Put the listing lines below into a JSON list of strings, one string per line with blank lines omitted. Begin at the line that has "240, 647, 456]" and stop after the line that has "x-category-label-stable-disease: Stable disease".

* Records *
START

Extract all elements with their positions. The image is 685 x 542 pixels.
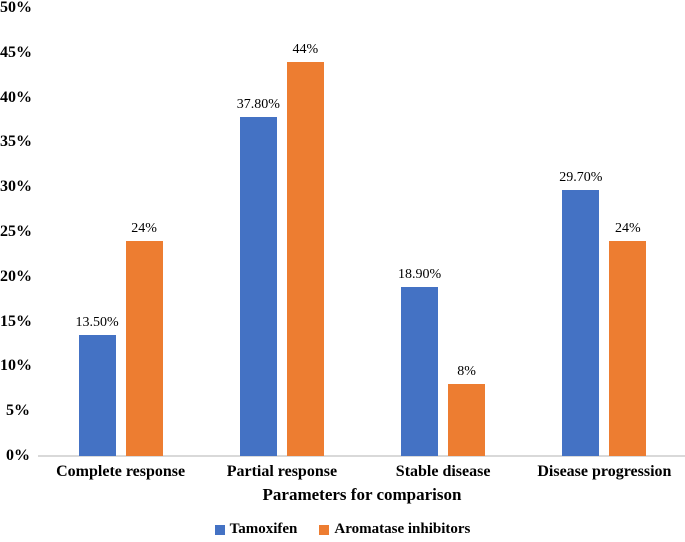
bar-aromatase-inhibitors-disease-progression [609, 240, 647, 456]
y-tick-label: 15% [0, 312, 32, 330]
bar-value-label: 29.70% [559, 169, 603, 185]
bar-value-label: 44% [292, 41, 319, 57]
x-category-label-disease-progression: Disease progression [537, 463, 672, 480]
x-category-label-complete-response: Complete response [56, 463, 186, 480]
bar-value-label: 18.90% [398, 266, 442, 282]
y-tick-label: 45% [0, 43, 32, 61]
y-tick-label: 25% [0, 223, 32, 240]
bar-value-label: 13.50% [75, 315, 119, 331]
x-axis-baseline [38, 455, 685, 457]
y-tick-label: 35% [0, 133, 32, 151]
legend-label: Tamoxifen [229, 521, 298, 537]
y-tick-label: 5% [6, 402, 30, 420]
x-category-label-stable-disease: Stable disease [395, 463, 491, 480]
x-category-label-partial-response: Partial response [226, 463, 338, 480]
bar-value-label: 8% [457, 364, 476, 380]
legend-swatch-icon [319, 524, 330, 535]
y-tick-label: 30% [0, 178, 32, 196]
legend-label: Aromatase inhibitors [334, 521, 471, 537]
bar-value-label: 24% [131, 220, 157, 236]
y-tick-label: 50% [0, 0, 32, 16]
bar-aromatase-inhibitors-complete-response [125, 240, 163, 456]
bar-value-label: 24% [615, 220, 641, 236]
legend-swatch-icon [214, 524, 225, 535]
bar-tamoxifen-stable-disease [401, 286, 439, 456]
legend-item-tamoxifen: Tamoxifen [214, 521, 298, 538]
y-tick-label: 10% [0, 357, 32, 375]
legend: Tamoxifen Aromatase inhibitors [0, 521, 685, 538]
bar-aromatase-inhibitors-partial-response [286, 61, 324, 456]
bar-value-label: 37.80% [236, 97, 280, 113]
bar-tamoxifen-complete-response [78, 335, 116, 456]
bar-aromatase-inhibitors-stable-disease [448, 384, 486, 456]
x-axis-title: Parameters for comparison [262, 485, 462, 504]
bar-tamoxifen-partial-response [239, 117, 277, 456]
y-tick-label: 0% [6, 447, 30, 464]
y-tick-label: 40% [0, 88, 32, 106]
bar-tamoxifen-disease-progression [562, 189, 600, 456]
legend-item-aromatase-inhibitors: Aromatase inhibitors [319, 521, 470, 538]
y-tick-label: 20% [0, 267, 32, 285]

END
START

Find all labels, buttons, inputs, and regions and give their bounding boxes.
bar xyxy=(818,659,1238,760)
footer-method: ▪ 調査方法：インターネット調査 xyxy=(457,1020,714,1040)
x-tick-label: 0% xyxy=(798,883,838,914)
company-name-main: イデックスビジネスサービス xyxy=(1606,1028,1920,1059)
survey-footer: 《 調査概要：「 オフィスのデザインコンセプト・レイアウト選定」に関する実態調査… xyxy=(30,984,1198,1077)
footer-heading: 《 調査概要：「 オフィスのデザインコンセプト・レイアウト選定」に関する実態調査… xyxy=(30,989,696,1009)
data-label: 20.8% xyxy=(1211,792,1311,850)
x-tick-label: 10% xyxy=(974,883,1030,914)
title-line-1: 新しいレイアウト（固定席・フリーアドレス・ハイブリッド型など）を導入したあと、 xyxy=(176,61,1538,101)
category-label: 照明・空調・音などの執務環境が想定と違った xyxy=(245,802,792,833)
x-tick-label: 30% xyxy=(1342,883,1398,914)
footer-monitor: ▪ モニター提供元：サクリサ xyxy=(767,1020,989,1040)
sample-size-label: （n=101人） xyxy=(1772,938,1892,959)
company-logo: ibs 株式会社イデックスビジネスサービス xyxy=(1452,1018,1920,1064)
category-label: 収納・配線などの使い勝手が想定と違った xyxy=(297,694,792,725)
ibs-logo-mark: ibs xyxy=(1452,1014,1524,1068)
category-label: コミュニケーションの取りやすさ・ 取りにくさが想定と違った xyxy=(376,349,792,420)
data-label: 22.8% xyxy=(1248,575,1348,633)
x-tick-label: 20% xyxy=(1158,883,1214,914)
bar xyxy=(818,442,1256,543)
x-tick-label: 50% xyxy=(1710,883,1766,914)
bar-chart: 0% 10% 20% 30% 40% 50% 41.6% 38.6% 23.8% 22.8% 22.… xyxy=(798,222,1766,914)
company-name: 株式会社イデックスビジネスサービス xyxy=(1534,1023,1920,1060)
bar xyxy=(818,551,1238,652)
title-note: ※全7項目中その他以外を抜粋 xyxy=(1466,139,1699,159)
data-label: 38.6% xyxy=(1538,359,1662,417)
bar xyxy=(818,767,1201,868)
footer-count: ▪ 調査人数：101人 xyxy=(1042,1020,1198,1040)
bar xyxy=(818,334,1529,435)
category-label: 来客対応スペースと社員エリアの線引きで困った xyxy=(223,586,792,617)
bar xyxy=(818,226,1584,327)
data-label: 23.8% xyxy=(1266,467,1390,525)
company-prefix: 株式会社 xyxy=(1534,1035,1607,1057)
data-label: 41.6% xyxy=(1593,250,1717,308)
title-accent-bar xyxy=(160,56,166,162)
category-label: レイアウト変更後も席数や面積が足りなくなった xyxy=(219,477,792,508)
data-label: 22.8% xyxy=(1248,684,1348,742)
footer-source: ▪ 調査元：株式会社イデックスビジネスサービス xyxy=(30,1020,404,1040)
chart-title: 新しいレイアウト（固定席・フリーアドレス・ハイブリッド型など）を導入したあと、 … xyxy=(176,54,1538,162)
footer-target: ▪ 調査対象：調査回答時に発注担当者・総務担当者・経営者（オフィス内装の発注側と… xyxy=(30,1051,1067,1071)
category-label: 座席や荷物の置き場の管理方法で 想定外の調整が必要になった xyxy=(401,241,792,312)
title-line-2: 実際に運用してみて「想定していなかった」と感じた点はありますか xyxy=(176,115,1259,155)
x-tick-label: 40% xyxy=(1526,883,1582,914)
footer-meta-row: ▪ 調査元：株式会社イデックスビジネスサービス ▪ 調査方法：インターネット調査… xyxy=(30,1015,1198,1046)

END

* Reply *
[
  "bar-aromatase-inhibitors-disease-progression [609, 240, 647, 456]",
  "y-tick-label: 15% [0, 312, 32, 330]",
  "bar-value-label: 29.70% [559, 169, 603, 185]",
  "bar-value-label: 44% [292, 41, 319, 57]",
  "x-category-label-disease-progression: Disease progression [537, 463, 672, 480]",
  "x-category-label-complete-response: Complete response [56, 463, 186, 480]",
  "bar-value-label: 18.90% [398, 266, 442, 282]",
  "y-tick-label: 45% [0, 43, 32, 61]",
  "y-tick-label: 25% [0, 223, 32, 240]",
  "bar-value-label: 13.50% [75, 315, 119, 331]",
  "x-axis-baseline [38, 455, 685, 457]",
  "y-tick-label: 35% [0, 133, 32, 151]",
  "legend-label: Tamoxifen [229, 521, 298, 537]",
  "y-tick-label: 5% [6, 402, 30, 420]",
  "x-category-label-stable-disease: Stable disease [395, 463, 491, 480]"
]